* START *

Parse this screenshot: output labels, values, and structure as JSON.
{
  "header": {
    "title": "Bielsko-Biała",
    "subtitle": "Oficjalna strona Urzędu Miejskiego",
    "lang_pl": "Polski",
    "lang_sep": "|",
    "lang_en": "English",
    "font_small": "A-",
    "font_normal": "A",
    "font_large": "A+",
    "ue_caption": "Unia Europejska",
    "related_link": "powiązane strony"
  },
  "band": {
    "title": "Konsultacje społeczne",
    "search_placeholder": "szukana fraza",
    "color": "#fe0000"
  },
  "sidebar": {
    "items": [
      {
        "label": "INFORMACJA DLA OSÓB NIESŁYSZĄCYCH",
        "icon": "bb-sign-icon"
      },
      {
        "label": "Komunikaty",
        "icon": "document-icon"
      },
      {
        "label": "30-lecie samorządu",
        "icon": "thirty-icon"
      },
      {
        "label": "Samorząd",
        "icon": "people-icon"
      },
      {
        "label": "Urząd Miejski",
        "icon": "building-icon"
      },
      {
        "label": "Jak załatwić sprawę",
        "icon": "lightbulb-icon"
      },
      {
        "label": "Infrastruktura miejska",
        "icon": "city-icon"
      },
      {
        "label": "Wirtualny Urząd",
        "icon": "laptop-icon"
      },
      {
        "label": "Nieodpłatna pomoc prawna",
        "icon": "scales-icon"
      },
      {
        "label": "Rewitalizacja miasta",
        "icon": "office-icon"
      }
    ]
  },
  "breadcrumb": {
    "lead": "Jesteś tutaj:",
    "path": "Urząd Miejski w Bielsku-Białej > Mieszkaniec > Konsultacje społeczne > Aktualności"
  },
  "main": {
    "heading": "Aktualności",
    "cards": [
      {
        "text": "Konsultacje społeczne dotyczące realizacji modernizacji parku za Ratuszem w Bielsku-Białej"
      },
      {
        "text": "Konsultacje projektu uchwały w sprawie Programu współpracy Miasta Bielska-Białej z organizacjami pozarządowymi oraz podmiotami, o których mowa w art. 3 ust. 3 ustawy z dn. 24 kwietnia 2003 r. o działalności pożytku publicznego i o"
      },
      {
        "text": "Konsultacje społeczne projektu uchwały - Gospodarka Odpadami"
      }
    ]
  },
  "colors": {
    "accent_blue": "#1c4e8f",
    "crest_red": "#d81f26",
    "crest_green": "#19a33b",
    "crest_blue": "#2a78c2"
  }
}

* END *

Reproduce the material above exactly; please quote every line of it.

Parse this screenshot: output labels, values, and structure as JSON.
{
  "header": {
    "title": "Bielsko-Biała",
    "subtitle": "Oficjalna strona Urzędu Miejskiego",
    "lang_pl": "Polski",
    "lang_sep": "|",
    "lang_en": "English",
    "font_small": "A-",
    "font_normal": "A",
    "font_large": "A+",
    "ue_caption": "Unia Europejska",
    "related_link": "powiązane strony"
  },
  "band": {
    "title": "Konsultacje społeczne",
    "search_placeholder": "szukana fraza",
    "color": "#fe0000"
  },
  "sidebar": {
    "items": [
      {
        "label": "INFORMACJA DLA OSÓB NIESŁYSZĄCYCH",
        "icon": "bb-sign-icon"
      },
      {
        "label": "Komunikaty",
        "icon": "document-icon"
      },
      {
        "label": "30-lecie samorządu",
        "icon": "thirty-icon"
      },
      {
        "label": "Samorząd",
        "icon": "people-icon"
      },
      {
        "label": "Urząd Miejski",
        "icon": "building-icon"
      },
      {
        "label": "Jak załatwić sprawę",
        "icon": "lightbulb-icon"
      },
      {
        "label": "Infrastruktura miejska",
        "icon": "city-icon"
      },
      {
        "label": "Wirtualny Urząd",
        "icon": "laptop-icon"
      },
      {
        "label": "Nieodpłatna pomoc prawna",
        "icon": "scales-icon"
      },
      {
        "label": "Rewitalizacja miasta",
        "icon": "office-icon"
      }
    ]
  },
  "breadcrumb": {
    "lead": "Jesteś tutaj:",
    "path": "Urząd Miejski w Bielsku-Białej > Mieszkaniec > Konsultacje społeczne > Aktualności"
  },
  "main": {
    "heading": "Aktualności",
    "cards": [
      {
        "text": "Konsultacje społeczne dotyczące realizacji modernizacji parku za Ratuszem w Bielsku-Białej"
      },
      {
        "text": "Konsultacje projektu uchwały w sprawie Programu współpracy Miasta Bielska-Białej z organizacjami pozarządowymi oraz podmiotami, o których mowa w art. 3 ust. 3 ustawy z dn. 24 kwietnia 2003 r. o działalności pożytku publicznego i o"
      },
      {
        "text": "Konsultacje społeczne projektu uchwały - Gospodarka Odpadami"
      }
    ]
  },
  "colors": {
    "accent_blue": "#1c4e8f",
    "crest_red": "#d81f26",
    "crest_green": "#19a33b",
    "crest_blue": "#2a78c2"
  }
}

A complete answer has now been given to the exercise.